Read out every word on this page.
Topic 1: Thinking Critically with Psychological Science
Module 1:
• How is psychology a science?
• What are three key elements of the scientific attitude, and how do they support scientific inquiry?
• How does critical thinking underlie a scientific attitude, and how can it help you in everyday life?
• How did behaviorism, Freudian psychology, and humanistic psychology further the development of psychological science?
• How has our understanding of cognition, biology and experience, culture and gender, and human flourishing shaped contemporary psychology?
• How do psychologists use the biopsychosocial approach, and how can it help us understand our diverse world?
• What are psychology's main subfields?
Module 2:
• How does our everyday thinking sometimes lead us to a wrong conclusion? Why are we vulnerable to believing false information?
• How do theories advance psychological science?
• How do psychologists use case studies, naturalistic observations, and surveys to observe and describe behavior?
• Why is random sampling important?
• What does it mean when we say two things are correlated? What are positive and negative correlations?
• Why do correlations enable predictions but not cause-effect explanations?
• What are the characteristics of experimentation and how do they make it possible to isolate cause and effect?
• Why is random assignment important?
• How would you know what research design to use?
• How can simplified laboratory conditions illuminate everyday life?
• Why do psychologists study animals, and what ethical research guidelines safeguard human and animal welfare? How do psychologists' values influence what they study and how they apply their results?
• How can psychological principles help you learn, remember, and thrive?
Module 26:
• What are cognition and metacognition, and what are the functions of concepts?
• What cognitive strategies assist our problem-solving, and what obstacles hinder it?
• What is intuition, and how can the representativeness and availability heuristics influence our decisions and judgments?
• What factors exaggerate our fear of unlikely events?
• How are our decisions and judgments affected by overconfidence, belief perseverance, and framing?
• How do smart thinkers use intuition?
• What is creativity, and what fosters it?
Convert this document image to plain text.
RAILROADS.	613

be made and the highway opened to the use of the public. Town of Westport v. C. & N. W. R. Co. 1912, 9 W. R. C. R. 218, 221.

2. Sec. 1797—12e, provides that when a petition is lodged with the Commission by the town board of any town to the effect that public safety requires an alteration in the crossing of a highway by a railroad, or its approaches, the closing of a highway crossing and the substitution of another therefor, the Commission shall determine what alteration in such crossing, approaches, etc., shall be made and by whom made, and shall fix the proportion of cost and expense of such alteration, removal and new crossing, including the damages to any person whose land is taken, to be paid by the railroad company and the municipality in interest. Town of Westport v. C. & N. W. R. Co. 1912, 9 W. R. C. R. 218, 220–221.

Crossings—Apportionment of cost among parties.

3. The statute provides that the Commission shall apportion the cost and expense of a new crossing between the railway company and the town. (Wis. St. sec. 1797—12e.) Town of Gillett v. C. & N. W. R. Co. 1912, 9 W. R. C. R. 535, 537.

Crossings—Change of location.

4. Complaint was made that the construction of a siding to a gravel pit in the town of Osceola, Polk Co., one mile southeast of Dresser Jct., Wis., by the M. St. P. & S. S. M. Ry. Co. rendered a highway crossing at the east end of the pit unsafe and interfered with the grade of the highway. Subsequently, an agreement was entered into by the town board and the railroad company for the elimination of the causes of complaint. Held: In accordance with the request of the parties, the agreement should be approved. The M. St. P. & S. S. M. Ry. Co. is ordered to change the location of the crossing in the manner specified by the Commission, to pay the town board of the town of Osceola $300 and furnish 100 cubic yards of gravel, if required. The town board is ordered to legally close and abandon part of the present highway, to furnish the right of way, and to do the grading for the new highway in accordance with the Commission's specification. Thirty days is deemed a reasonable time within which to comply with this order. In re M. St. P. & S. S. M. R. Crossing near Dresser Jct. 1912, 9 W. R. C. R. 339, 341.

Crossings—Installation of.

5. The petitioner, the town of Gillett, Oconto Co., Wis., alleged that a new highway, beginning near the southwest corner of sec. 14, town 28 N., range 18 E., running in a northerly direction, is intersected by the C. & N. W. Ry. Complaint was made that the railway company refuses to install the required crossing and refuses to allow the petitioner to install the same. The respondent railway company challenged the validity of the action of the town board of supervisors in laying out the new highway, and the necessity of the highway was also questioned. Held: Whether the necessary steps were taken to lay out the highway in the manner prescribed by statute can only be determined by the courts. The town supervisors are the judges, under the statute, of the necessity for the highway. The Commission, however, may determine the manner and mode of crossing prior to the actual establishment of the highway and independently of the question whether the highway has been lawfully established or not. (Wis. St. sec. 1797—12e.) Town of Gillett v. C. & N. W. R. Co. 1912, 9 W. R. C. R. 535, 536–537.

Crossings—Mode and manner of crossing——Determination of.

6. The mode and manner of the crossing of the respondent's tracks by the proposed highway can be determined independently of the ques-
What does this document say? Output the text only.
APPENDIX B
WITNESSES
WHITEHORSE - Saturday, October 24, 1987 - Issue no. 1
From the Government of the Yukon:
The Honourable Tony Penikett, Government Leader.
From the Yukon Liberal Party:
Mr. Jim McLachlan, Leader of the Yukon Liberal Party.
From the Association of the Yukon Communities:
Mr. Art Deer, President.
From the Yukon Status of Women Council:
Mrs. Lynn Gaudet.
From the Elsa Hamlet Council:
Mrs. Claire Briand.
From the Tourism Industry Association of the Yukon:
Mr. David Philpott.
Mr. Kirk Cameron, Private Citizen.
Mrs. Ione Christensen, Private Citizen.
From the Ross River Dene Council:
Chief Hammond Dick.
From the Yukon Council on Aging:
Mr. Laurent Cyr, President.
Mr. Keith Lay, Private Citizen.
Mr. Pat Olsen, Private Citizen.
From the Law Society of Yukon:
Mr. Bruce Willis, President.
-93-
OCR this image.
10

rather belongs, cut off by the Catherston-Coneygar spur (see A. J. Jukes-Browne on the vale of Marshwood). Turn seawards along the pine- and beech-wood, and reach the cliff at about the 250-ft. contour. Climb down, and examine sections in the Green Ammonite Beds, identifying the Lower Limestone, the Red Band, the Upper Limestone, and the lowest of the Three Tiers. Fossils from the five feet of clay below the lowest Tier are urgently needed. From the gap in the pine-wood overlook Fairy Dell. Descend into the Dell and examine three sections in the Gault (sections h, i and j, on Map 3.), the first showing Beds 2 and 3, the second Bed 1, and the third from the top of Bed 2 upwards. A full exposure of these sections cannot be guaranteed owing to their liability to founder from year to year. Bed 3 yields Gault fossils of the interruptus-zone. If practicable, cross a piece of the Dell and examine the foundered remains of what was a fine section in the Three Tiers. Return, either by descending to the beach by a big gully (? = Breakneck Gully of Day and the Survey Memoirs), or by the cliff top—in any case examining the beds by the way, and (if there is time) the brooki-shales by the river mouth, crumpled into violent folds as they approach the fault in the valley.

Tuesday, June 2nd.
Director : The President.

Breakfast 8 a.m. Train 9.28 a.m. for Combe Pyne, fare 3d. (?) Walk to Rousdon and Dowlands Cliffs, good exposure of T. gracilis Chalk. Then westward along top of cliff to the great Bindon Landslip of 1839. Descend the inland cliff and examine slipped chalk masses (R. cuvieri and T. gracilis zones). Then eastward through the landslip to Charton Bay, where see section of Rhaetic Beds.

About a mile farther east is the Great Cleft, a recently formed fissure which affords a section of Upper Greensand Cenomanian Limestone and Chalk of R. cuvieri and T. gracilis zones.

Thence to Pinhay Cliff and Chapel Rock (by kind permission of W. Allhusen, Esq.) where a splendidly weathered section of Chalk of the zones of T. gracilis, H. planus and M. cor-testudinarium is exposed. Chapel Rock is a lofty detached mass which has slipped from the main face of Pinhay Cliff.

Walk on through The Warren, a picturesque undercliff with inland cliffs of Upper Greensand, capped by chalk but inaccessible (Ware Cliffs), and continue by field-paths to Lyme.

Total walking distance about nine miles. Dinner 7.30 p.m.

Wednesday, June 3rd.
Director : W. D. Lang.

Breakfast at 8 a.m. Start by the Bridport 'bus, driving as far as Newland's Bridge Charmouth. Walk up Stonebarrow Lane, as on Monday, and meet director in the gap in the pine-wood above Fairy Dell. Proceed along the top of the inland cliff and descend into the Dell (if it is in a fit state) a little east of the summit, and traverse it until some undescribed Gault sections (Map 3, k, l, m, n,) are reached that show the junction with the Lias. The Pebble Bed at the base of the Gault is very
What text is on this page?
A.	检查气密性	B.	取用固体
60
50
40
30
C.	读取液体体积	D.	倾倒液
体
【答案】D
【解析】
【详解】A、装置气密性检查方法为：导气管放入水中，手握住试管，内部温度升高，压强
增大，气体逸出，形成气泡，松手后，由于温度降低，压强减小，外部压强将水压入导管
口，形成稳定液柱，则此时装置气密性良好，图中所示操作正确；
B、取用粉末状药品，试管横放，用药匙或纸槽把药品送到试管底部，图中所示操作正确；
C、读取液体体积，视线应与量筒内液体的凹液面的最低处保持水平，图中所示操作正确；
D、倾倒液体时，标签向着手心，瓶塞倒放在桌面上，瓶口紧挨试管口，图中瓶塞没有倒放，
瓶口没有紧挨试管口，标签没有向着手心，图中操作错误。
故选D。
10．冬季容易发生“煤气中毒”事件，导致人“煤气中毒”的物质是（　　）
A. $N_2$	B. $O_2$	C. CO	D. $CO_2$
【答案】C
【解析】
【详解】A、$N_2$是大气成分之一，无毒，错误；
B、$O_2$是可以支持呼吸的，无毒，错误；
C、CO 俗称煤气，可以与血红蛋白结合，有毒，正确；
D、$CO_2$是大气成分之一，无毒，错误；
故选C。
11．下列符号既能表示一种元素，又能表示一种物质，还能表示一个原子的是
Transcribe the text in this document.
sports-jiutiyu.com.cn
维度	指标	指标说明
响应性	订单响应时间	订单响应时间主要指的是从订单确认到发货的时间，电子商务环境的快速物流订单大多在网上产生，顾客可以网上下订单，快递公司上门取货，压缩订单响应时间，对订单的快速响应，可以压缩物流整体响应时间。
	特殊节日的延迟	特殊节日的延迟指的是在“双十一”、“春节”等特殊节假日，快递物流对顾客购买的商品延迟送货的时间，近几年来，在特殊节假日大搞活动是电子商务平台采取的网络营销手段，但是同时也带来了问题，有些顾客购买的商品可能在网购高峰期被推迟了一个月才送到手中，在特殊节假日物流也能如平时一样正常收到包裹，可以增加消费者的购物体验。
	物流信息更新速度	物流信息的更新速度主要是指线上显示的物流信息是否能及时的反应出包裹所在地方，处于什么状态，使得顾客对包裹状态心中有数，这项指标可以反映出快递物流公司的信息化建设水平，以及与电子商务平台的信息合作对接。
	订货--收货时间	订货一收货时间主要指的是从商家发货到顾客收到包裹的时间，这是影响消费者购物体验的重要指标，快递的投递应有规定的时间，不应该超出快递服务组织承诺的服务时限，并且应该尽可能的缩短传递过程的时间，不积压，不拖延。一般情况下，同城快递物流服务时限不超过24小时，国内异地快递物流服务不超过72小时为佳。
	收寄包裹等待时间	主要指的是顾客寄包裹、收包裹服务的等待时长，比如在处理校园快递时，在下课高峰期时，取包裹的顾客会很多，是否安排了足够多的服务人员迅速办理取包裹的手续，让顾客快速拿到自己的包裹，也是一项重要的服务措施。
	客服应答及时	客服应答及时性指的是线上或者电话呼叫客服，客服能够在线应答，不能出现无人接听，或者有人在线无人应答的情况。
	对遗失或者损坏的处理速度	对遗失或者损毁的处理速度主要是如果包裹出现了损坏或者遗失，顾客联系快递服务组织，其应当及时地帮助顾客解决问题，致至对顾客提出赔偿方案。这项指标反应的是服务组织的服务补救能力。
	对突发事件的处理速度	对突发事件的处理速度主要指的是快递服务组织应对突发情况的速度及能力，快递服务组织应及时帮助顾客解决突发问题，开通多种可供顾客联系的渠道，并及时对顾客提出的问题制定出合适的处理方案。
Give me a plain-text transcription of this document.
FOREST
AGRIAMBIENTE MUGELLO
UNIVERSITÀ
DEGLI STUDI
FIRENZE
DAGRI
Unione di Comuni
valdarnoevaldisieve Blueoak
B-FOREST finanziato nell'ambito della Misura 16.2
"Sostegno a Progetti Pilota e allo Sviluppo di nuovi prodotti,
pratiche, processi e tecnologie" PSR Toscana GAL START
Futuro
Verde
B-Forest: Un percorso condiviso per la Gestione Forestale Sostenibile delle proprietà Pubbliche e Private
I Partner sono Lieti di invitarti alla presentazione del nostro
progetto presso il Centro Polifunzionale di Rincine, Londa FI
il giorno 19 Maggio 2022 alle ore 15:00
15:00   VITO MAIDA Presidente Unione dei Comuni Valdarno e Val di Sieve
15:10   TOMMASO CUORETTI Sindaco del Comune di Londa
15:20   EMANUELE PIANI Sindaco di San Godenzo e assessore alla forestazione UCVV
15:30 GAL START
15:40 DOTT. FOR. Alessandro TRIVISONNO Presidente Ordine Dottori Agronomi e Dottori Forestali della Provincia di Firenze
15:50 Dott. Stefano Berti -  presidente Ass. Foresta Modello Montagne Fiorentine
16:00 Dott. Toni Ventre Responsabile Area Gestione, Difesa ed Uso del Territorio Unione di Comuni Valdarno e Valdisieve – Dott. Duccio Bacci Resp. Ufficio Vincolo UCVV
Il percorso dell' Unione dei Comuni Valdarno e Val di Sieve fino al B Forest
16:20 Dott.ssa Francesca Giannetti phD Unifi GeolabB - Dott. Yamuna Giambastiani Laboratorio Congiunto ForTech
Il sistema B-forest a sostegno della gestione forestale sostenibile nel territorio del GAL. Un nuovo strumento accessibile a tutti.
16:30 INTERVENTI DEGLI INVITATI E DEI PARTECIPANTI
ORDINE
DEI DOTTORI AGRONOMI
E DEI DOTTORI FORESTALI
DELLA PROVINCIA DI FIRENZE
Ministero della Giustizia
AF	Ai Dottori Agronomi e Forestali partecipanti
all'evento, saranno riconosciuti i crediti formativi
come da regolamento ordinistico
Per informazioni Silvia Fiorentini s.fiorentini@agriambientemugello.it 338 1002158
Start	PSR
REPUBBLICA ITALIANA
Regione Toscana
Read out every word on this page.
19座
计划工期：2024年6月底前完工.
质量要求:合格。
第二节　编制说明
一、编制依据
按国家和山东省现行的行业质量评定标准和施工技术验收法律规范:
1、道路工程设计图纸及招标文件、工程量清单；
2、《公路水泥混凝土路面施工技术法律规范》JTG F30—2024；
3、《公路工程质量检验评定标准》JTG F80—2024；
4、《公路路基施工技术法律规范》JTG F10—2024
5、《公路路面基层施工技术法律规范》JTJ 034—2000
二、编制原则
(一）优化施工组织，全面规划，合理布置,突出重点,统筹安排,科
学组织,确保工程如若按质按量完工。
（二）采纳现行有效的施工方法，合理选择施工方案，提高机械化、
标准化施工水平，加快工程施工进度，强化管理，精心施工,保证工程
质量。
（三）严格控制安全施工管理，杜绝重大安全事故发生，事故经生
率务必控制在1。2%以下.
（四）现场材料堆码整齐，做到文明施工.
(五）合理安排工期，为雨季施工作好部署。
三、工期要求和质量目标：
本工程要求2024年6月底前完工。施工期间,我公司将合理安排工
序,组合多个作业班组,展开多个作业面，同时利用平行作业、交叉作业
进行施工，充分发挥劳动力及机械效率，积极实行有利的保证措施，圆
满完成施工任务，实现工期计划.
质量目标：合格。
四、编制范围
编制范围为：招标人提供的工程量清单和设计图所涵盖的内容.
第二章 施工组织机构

+--

_Work required_
Work through the records line by line and tally those holding "does". Reply with the number alone.

_Solution to this problem_
4